Please find all lines in the data that hold the string "label" and copy them.

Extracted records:
^^^^^^^^^^^^^^^^
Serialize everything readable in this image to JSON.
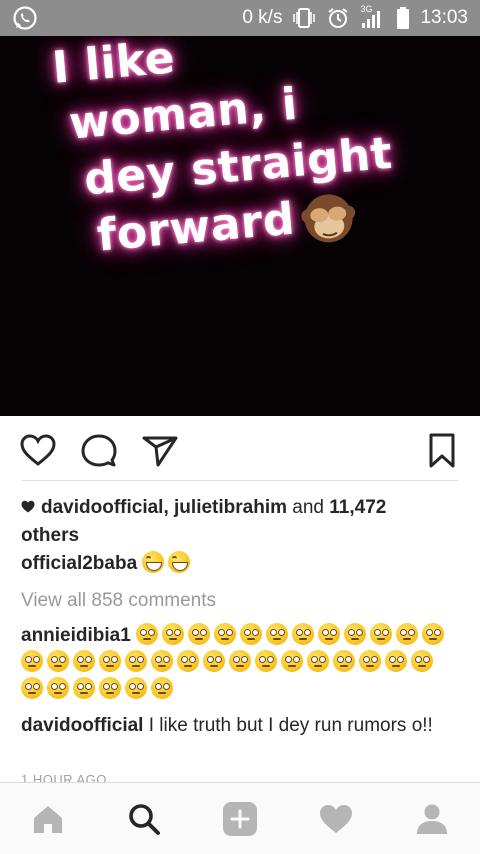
{
  "status_bar": {
    "speed": "0 k/s",
    "network": "3G",
    "time": "13:03"
  },
  "post": {
    "image_text": {
      "line1": "I like",
      "line2": "woman, i",
      "line3": "dey straight",
      "line4": "forward"
    },
    "likes": {
      "user1": "davidoofficial",
      "separator": ",",
      "user2": "julietibrahim",
      "and_text": "and",
      "count": "11,472",
      "others_text": "others"
    },
    "caption": {
      "user": "official2baba"
    },
    "view_all_comments": "View all 858 comments",
    "comments": [
      {
        "user": "annieidibia1",
        "text": ""
      },
      {
        "user": "davidoofficial",
        "text": "I like truth but I dey run rumors o!!"
      }
    ],
    "timestamp": "1 HOUR AGO"
  },
  "icons": {
    "status": [
      "whatsapp-icon",
      "vibrate-icon",
      "alarm-icon",
      "signal-icon",
      "battery-icon"
    ],
    "actions": [
      "like-heart-icon",
      "comment-bubble-icon",
      "share-direct-icon",
      "save-bookmark-icon"
    ],
    "nav": [
      "home-icon",
      "search-icon",
      "add-post-icon",
      "activity-heart-icon",
      "profile-icon"
    ]
  },
  "colors": {
    "status_bar": "#8d8d8d",
    "image_background": "#070305",
    "glow": "#e04aa8",
    "text": "#262626",
    "muted": "#999999",
    "emoji": "#f9c623"
  }
}
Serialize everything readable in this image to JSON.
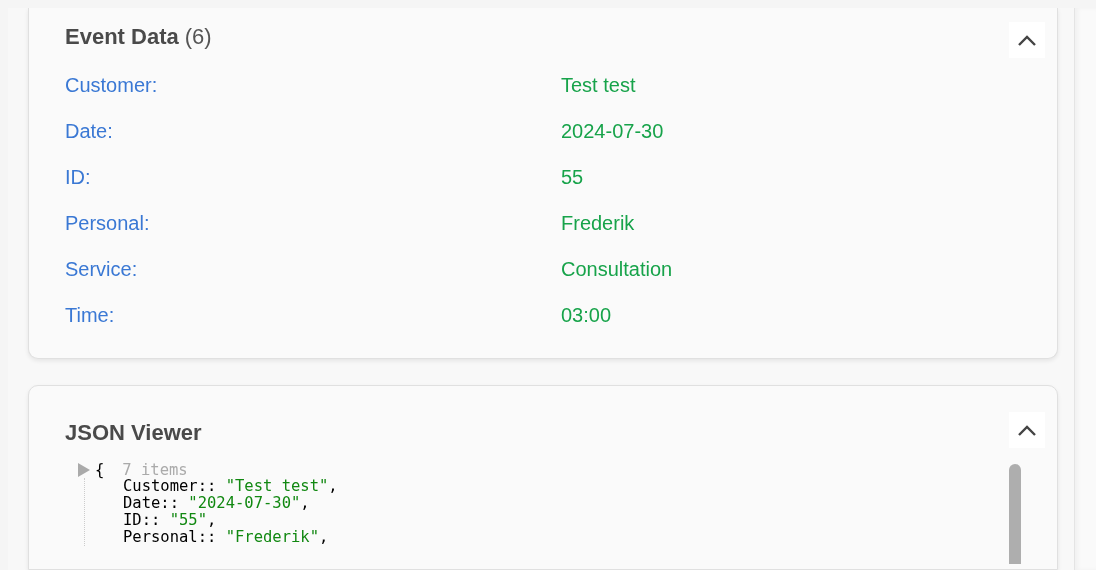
{
  "event_data": {
    "title": "Event Data",
    "count": "(6)",
    "expanded": true,
    "rows": [
      {
        "label": "Customer:",
        "value": "Test test"
      },
      {
        "label": "Date:",
        "value": "2024-07-30"
      },
      {
        "label": "ID:",
        "value": "55"
      },
      {
        "label": "Personal:",
        "value": "Frederik"
      },
      {
        "label": "Service:",
        "value": "Consultation"
      },
      {
        "label": "Time:",
        "value": "03:00"
      }
    ]
  },
  "json_viewer": {
    "title": "JSON Viewer",
    "expanded": true,
    "open_brace": "{",
    "item_count": "7 items",
    "entries": [
      {
        "key": "Customer::",
        "value": "\"Test test\"",
        "comma": ","
      },
      {
        "key": "Date::",
        "value": "\"2024-07-30\"",
        "comma": ","
      },
      {
        "key": "ID::",
        "value": "\"55\"",
        "comma": ","
      },
      {
        "key": "Personal::",
        "value": "\"Frederik\"",
        "comma": ","
      }
    ]
  }
}
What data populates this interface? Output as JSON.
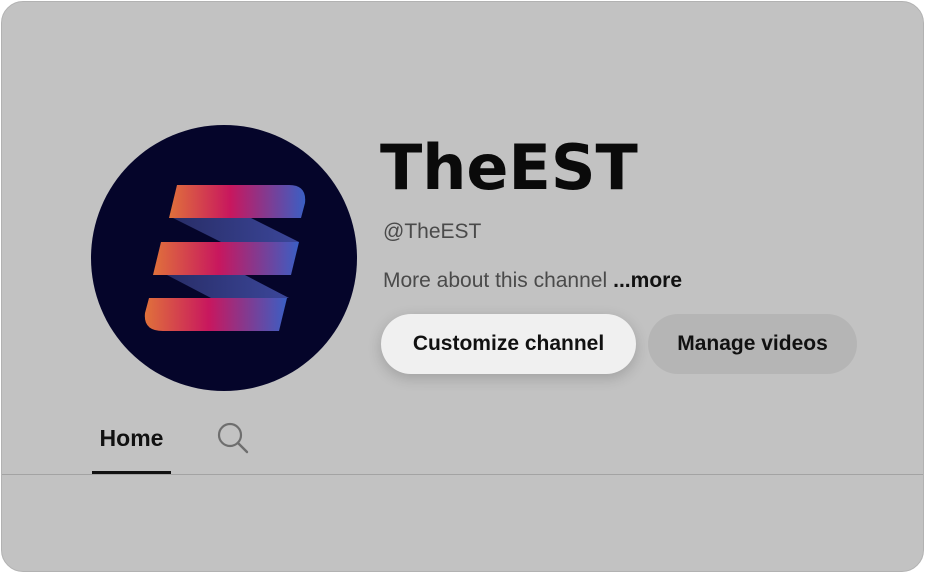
^^^^^^^^^^^^^^^^
IN RESPONSE:
        "label": "Customer:",
        "label": "Date:",
        "label": "ID:",
        "label": "Personal:",
        "label": "Service:",
        "label": "Time:",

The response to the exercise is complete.